▶ **Given records**
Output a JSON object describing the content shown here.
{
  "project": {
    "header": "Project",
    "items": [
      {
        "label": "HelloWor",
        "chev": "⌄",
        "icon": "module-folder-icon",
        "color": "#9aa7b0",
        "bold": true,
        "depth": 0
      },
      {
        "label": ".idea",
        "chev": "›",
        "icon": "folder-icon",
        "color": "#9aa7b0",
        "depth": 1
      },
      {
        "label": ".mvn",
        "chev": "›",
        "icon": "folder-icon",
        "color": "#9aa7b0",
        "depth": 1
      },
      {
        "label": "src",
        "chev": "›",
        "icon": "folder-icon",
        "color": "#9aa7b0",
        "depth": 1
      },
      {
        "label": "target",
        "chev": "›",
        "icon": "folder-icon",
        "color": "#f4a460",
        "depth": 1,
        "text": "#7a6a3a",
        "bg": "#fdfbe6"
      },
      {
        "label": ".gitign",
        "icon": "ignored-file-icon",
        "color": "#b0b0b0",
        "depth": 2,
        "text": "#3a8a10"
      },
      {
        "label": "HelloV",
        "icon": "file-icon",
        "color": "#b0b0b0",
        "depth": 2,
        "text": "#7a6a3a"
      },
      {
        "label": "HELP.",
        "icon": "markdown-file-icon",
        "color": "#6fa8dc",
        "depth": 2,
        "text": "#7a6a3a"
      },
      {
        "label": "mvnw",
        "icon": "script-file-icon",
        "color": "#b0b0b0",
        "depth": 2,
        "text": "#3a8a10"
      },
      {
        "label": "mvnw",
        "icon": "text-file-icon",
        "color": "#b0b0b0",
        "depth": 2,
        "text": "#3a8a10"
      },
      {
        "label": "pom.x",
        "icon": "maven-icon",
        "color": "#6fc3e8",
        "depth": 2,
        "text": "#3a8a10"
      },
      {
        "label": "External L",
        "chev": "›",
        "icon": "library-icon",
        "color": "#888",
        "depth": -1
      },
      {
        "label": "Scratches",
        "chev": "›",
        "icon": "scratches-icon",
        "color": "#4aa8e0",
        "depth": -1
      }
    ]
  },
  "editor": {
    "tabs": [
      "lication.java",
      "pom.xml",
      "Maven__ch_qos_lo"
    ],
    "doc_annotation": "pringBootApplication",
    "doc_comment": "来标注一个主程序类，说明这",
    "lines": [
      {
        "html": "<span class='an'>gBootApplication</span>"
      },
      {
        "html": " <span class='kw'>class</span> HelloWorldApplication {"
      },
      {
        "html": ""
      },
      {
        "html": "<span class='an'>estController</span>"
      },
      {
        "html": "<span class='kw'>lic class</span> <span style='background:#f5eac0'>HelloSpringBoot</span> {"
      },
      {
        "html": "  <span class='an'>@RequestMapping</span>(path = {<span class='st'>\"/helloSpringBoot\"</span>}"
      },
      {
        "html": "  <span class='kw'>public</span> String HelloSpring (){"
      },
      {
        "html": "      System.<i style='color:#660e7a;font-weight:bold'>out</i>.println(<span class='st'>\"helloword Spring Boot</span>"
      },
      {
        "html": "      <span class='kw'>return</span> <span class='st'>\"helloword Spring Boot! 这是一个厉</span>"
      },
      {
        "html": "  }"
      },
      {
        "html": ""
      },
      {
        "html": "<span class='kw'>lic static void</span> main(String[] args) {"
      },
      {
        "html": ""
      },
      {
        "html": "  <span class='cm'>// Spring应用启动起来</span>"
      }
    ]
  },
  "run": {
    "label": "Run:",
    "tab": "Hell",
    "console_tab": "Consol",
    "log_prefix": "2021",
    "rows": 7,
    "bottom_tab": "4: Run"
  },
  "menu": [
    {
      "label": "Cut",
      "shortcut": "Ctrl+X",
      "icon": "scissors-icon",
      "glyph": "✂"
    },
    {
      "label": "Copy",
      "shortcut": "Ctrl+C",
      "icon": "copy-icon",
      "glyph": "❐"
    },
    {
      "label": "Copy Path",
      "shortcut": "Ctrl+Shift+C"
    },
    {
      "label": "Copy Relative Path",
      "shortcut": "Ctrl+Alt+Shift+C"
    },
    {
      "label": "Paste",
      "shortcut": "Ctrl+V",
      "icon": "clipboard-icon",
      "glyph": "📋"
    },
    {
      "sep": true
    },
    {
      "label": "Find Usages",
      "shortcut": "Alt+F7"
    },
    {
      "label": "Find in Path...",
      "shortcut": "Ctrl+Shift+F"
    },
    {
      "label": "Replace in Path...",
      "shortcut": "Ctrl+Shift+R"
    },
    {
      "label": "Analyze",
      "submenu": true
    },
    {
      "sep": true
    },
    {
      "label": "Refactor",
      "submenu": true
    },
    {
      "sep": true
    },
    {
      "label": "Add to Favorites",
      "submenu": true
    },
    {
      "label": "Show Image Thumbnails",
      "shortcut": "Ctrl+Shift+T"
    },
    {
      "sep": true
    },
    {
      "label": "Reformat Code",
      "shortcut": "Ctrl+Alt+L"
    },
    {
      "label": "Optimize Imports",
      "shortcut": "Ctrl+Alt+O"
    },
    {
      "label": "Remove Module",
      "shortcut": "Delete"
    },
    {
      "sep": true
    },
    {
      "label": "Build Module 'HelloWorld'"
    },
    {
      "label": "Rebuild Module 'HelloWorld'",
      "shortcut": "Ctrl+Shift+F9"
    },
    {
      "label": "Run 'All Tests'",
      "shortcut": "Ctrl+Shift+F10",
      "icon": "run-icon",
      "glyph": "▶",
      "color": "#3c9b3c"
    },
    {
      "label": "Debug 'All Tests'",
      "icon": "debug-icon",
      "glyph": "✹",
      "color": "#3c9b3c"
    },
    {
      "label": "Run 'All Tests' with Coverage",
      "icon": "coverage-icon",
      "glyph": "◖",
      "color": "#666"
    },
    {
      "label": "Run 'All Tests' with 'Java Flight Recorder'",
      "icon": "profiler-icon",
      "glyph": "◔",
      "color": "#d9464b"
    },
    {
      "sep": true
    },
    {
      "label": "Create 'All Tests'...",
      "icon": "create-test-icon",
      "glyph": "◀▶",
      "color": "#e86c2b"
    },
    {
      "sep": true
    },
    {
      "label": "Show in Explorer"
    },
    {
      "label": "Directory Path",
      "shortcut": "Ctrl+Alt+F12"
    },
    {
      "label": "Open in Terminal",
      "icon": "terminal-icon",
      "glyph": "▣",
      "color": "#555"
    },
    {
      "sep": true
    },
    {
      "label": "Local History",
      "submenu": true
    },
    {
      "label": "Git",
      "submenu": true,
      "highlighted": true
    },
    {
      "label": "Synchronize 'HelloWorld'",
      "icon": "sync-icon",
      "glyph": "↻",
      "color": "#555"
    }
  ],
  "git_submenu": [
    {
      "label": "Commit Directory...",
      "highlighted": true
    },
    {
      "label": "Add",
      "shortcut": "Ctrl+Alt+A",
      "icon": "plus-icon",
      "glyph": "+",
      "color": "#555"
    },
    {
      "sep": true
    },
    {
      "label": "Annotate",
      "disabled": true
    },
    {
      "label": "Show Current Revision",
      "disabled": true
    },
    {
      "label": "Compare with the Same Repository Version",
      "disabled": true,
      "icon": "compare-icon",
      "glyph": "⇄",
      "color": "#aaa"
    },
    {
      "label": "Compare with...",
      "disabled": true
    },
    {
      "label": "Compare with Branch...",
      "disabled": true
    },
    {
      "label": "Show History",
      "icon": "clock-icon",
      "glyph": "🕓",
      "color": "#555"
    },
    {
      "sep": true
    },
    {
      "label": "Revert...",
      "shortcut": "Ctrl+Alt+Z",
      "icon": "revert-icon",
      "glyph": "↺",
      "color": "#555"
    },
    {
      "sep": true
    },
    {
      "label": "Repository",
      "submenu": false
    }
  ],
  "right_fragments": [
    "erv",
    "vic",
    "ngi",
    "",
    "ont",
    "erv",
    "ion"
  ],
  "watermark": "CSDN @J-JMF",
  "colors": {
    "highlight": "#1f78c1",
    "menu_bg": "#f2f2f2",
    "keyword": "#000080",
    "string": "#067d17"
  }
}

▶ **Task brief**
Pick out each line above that includes "Find" and show it.

▶ **Final result**
      "label": "Find Usages",
      "label": "Find in Path...",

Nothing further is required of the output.